Ed. Belfond, trad. Serge Niémetz

Les premiers jours de la guerre de 1914

Même sans la catastrophe qu’il déchaîna sur l’Europe, cet été de 1914 nous serait demeuré inoubliable. Car j’en ai rarement vécu de plus luxuriant, de plus beau, je dirais presque de plus estival. Jour après jour, le ciel resta d’un bleu de soie, l’air était doux sans être étouffant, les praires parfumées et chaudes, les forêts sombres et touffues avec leur jeune verdure. Aujourd’hui encore, quand je prononce le mot été, je ne peux que songer involontairement à ces radieuses journées de juillet que je passai à Baden, près de Vienne. Je m’étais retiré dans cette petite ville romantique, que Beethoven choisissait si volontiers pour séjour d’été, afin d’y consacrer ce mois à mon travail, dans une profonde concentration, et de passer ensuite le reste de l’été chez Verhaeren, mon ami vénéré, dans sa modeste maison de campagne, en Belgique. A Baden, il n’était pas nécessaire de quitter la petite ville pour jouir du paysage. La belle forêt des collines se glisse insensiblement entre les maisons basses de style Biedermeier, qui ont conservé la simplicité et la grâce de l’époque beethovenienne. Dans les cafés et les restaurants, on s’attablait partout en plein air, on pouvait se mêler à son gré au peuple gai des curistes qui se promenaient en voiture dans le parc de l’établissement de bains ou s’égaraient sur des chemins solitaires.

● Liste des tâches:
1. Les affirmations suivantes concordent-elles avec le texte sur l’été 1914 ? Répondez par oui ou par non en citant les mots décisifs du texte. (a) Les journées de juillet évoquées ont été passées à Baden, près de Vienne. (b) Le reste de l’été devait se passer chez Verhaeren, en Belgique. (c) Il fallait quitter Baden pour profiter du paysage.
2. D’après le texte sur l’été 1914, quel compositeur choisissait volontiers Baden pour séjour d’été ?

● Extrait des données:

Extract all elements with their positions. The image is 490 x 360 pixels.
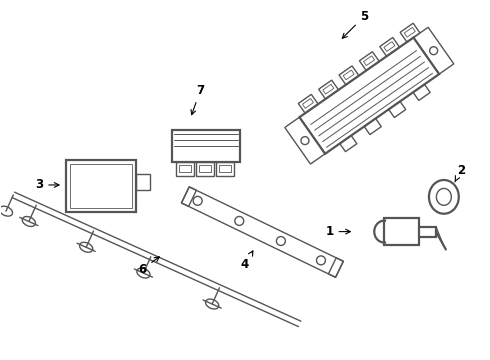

● Corrigé des tâches:
1.
(a) Oui : « ces radieuses journées de juillet que je passai à Baden, près de Vienne ».
(b) Oui : « de passer ensuite le reste de l’été chez Verhaeren, mon ami vénéré, dans sa modeste maison de campagne, en Belgique ».
(c) Non : « A Baden, il n’était pas nécessaire de quitter la petite ville pour jouir du paysage. »

2. Beethoven.